What is the number of lines holding the word "воспоминанья"? Give that number alone.

────────

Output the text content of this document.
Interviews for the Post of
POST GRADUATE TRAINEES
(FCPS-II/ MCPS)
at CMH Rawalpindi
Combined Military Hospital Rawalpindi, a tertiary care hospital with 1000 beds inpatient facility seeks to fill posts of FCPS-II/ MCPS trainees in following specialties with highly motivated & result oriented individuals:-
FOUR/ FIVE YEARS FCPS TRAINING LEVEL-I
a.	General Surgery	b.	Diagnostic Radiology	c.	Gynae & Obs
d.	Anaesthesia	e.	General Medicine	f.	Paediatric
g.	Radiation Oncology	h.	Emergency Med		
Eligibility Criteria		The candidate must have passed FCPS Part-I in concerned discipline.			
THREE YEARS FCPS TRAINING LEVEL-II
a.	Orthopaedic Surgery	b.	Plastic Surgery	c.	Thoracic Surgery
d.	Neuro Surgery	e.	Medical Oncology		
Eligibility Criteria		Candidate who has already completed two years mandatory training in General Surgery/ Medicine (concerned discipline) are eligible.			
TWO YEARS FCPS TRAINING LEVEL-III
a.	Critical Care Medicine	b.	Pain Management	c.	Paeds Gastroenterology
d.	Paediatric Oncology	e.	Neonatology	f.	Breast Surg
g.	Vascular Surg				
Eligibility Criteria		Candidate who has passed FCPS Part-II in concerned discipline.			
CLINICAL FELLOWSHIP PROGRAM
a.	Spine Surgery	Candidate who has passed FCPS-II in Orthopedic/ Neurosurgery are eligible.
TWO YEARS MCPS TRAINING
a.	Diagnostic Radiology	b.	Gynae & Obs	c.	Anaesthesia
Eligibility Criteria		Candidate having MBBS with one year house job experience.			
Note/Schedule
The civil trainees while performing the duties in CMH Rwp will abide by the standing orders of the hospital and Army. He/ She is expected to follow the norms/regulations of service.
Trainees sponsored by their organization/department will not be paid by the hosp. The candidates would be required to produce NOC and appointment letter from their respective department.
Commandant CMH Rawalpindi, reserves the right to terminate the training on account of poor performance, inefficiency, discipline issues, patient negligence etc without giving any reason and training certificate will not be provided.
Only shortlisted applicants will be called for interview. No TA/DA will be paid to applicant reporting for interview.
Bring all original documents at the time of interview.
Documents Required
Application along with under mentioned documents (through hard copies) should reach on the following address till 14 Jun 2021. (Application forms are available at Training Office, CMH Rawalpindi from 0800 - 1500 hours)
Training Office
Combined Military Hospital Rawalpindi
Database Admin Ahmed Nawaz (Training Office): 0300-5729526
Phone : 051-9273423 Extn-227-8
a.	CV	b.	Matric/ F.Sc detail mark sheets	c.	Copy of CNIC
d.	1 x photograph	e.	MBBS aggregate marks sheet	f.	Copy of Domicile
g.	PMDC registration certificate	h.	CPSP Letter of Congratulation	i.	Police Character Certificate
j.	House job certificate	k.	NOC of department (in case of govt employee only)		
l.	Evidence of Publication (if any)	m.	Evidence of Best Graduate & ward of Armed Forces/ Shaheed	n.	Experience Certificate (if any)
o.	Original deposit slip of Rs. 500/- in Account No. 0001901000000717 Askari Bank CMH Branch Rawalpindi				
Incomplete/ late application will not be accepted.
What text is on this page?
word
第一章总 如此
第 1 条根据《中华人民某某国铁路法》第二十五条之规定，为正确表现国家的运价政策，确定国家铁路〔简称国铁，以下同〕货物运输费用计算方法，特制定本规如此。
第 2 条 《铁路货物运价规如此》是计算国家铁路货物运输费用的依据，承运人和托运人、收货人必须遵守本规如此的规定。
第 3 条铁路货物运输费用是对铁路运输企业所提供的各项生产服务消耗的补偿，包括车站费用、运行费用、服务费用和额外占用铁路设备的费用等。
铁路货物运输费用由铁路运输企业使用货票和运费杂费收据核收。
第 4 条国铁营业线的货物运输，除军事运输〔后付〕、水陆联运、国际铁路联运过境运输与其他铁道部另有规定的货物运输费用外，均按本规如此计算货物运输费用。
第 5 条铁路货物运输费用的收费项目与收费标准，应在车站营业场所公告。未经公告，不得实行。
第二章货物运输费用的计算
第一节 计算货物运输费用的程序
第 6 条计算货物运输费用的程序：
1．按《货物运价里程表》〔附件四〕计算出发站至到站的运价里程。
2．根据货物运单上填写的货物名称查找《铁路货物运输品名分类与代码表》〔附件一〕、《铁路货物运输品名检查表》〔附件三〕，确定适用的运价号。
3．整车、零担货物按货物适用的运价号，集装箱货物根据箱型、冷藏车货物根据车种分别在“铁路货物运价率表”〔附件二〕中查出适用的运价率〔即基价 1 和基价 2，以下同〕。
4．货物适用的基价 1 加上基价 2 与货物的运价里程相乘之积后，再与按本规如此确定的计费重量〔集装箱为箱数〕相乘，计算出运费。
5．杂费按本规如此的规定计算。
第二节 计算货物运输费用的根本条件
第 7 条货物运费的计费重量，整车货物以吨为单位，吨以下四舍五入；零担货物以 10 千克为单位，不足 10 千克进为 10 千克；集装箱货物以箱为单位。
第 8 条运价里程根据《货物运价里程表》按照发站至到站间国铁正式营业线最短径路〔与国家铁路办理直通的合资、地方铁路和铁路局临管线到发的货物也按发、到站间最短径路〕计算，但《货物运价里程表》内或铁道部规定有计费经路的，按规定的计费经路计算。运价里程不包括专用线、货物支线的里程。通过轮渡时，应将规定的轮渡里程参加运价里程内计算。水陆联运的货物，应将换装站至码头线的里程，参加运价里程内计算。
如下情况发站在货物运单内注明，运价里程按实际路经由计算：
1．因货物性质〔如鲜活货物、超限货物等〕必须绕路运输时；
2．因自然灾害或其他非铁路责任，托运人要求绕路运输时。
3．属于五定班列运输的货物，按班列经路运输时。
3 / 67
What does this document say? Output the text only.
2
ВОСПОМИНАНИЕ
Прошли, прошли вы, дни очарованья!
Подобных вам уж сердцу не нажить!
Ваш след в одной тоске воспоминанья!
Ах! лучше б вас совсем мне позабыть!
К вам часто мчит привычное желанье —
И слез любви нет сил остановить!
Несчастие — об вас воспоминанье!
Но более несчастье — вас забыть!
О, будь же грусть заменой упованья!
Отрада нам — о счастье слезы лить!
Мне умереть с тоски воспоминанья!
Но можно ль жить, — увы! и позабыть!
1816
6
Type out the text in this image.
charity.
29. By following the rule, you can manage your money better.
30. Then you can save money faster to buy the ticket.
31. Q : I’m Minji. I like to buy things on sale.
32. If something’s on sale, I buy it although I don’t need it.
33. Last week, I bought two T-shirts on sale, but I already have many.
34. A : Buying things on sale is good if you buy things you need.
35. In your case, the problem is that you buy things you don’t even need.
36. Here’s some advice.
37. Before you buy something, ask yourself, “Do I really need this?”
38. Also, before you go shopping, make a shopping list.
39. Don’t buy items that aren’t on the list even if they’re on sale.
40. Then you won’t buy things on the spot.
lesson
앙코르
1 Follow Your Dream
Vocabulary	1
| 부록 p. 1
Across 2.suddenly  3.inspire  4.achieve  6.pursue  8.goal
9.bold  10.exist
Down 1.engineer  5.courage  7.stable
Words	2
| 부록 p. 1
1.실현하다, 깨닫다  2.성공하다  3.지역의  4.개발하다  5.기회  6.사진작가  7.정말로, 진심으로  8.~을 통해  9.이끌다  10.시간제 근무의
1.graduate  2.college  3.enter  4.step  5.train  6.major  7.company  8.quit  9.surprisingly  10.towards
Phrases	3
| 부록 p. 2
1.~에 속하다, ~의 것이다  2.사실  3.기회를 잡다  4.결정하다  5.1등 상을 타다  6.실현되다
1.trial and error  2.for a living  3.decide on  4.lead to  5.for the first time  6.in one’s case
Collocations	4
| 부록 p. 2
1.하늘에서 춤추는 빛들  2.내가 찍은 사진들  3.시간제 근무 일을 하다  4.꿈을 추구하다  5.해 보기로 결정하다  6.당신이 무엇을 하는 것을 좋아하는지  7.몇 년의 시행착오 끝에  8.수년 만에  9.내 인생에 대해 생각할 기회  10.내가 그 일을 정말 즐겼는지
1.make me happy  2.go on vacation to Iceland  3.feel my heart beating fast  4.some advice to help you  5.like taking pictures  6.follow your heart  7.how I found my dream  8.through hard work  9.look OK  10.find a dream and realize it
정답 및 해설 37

────────

REPLY — 2